| SHORT EXERCISE |
Please rewrite the lines from the one containing "annotate this image: element" through the one containing "Bar [85,362,107,384]", swapping "detached" for "terraced" and changing nothing else.

===== ENTRIES SUPPLIED =====

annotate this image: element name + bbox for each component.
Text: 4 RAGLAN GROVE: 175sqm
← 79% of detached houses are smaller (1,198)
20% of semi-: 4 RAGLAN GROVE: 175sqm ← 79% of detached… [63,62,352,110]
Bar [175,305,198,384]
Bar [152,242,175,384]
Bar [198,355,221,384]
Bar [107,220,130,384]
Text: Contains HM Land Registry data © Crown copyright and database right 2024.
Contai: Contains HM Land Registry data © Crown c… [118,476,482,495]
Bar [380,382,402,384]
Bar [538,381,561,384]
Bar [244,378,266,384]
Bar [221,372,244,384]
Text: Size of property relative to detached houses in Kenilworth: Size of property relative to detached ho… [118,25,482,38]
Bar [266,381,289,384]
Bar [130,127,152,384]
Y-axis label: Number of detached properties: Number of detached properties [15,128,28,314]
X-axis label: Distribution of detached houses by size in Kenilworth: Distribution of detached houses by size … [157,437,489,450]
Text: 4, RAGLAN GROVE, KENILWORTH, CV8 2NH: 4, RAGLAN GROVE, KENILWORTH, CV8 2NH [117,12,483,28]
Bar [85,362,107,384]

=====
===== ENTRIES SUPPLIED =====

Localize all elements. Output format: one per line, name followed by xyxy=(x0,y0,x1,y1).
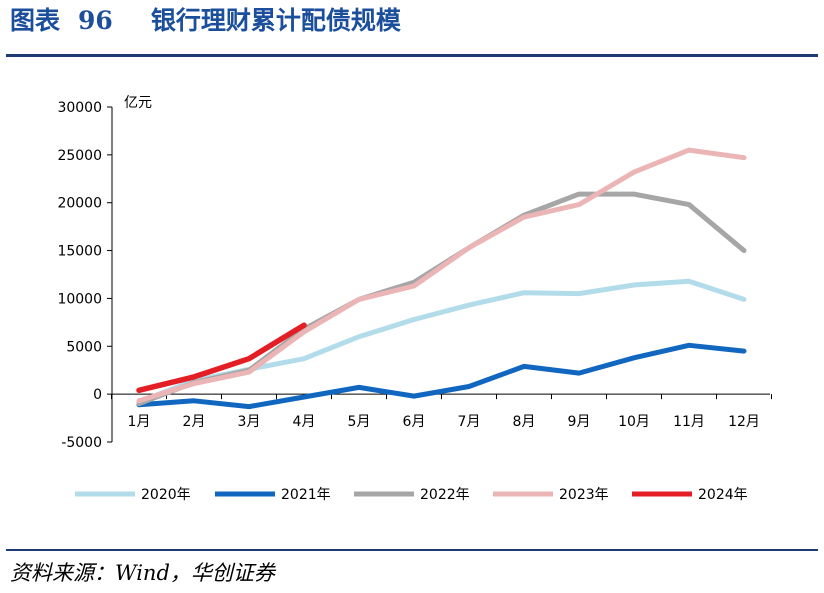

=====
===== ENTRIES SUPPLIED =====

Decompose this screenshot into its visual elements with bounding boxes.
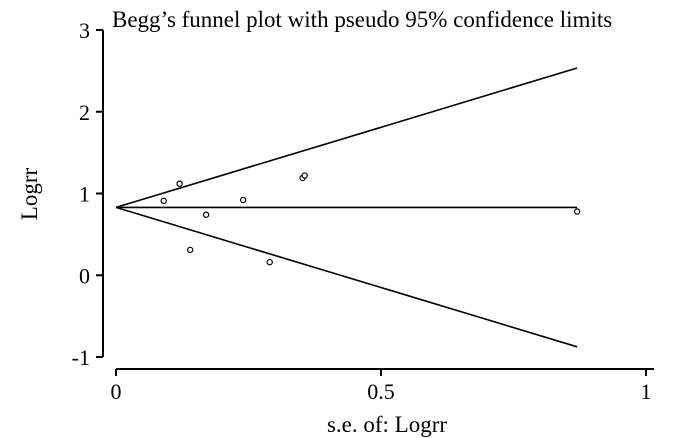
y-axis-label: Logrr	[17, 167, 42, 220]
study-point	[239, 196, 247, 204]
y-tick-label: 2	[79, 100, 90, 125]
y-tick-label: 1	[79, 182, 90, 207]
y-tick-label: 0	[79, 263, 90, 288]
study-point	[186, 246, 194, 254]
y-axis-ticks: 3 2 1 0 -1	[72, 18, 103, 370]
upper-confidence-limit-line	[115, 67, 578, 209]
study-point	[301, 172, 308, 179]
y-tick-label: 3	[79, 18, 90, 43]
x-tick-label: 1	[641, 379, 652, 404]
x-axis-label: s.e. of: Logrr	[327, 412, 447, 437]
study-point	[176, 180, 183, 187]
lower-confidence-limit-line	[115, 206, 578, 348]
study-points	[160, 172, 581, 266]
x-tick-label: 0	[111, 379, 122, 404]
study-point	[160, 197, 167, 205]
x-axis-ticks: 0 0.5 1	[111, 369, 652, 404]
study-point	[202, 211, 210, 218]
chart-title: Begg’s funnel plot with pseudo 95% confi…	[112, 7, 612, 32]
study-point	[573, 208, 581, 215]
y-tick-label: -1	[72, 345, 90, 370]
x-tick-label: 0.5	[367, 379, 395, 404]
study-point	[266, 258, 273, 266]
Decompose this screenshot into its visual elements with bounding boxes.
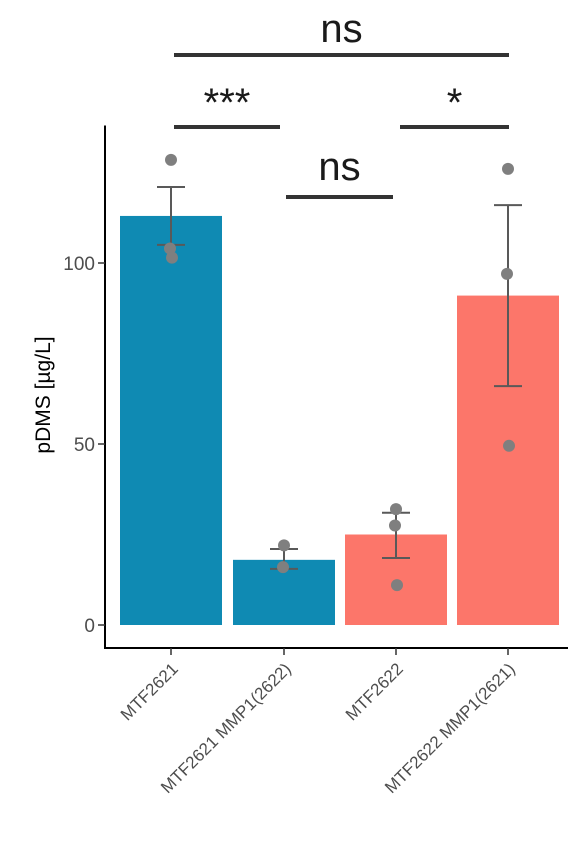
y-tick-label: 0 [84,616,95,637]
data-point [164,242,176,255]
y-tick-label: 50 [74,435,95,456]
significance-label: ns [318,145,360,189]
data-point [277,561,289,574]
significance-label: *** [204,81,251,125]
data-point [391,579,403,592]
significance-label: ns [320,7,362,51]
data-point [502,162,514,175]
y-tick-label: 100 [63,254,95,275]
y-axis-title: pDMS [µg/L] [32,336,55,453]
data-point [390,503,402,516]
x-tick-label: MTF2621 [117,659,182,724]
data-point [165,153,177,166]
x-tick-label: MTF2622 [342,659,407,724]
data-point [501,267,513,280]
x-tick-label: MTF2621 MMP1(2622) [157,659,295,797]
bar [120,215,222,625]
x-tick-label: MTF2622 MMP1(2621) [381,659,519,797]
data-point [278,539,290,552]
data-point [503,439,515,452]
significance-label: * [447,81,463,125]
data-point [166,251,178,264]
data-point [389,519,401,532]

=====

| TASK SOLUTION |
annotate this image: element name + bbox for each component.
Text: 4 RAGLAN GROVE: 175sqm
← 79% of terraced houses are smaller (1,198)
20% of semi-: 4 RAGLAN GROVE: 175sqm ← 79% of terraced… [63,62,352,110]
Bar [175,305,198,384]
Bar [152,242,175,384]
Bar [198,355,221,384]
Bar [107,220,130,384]
Text: Contains HM Land Registry data © Crown copyright and database right 2024.
Contai: Contains HM Land Registry data © Crown c… [118,476,482,495]
Bar [380,382,402,384]
Bar [538,381,561,384]
Bar [244,378,266,384]
Bar [221,372,244,384]
Text: Size of property relative to terraced houses in Kenilworth: Size of property relative to terraced ho… [118,25,482,38]
Bar [266,381,289,384]
Bar [130,127,152,384]
Y-axis label: Number of terraced properties: Number of terraced properties [15,128,28,314]
X-axis label: Distribution of terraced houses by size in Kenilworth: Distribution of terraced houses by size … [157,437,489,450]
Text: 4, RAGLAN GROVE, KENILWORTH, CV8 2NH: 4, RAGLAN GROVE, KENILWORTH, CV8 2NH [117,12,483,28]
Bar [85,362,107,384]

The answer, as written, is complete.